Task to complete → Read the listing below and copy out every line that holds "text".

--------------------------------

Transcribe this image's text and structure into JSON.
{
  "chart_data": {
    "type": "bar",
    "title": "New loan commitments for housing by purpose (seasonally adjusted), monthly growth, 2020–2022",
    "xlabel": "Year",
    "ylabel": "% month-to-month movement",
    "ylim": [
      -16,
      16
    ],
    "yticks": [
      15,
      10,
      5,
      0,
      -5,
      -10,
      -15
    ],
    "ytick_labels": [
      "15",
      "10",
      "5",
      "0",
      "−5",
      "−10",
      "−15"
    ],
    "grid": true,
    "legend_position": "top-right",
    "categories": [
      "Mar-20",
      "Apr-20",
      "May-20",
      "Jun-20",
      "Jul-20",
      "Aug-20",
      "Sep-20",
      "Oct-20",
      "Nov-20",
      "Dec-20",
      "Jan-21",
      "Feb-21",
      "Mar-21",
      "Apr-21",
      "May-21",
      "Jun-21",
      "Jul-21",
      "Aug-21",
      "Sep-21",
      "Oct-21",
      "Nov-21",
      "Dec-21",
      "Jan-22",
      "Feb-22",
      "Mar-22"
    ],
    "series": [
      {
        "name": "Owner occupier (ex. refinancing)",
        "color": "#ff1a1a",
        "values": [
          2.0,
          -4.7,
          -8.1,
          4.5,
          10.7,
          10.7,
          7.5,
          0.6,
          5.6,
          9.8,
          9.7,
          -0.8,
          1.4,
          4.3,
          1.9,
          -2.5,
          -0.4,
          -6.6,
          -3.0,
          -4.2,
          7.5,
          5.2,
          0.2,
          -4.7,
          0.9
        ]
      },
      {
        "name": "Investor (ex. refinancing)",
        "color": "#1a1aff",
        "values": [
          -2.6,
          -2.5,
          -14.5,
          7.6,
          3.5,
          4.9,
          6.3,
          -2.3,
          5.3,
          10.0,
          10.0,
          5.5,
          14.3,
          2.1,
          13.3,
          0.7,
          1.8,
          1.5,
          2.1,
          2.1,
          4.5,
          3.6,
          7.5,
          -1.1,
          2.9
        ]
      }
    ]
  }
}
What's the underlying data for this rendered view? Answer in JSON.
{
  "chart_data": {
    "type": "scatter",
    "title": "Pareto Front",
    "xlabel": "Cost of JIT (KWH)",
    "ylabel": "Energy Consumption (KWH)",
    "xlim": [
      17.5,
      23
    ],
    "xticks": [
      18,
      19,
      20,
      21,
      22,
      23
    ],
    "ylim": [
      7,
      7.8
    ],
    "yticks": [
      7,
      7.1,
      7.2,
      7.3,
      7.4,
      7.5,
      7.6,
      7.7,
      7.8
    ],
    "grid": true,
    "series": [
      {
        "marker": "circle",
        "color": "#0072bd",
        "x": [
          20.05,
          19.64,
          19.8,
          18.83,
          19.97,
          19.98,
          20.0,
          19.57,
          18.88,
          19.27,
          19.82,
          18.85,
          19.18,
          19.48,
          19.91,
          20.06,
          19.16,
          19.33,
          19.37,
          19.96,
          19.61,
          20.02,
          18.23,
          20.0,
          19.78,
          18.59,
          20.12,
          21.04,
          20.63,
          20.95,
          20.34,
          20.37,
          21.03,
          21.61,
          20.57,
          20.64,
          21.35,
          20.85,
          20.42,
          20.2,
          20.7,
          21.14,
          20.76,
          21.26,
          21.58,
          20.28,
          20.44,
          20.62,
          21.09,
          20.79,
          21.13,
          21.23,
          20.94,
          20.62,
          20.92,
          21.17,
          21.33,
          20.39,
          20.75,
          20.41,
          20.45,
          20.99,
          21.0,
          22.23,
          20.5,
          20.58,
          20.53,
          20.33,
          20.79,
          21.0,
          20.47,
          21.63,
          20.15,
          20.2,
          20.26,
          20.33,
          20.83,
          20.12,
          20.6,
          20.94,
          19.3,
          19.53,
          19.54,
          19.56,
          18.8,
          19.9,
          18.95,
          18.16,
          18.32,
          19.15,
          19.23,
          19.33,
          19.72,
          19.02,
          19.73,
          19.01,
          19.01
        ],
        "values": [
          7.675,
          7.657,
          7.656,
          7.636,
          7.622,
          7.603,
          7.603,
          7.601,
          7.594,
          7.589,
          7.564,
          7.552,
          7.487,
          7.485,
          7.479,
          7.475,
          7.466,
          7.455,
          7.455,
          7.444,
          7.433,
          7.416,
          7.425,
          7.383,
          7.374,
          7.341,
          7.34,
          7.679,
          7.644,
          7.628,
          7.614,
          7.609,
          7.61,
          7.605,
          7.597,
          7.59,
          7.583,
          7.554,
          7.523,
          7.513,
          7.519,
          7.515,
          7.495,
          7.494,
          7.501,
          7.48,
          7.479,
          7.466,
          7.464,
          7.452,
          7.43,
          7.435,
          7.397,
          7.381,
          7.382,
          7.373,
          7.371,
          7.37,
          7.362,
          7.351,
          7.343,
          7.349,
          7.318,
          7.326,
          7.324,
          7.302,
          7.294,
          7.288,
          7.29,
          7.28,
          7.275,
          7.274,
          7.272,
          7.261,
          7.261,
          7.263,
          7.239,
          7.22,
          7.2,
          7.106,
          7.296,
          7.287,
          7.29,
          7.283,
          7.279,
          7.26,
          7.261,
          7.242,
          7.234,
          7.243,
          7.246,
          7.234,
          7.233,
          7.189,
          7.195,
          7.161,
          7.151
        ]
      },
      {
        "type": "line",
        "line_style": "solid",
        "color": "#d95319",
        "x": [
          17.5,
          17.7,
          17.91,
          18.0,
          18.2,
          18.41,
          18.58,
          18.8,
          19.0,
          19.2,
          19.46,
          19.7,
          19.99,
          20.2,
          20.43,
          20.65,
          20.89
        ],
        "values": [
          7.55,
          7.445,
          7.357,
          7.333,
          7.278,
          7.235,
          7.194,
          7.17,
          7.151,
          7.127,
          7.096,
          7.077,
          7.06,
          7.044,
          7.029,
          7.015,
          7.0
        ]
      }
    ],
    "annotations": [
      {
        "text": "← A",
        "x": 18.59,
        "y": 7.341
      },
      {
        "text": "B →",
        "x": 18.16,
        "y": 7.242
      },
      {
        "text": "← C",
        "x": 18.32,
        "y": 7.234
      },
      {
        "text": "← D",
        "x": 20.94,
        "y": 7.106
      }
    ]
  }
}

--------------------------------

Correct output →
Transcribe this image's text and structure into JSON.
        "text": "← A",
        "text": "B →",
        "text": "← C",
        "text": "← D",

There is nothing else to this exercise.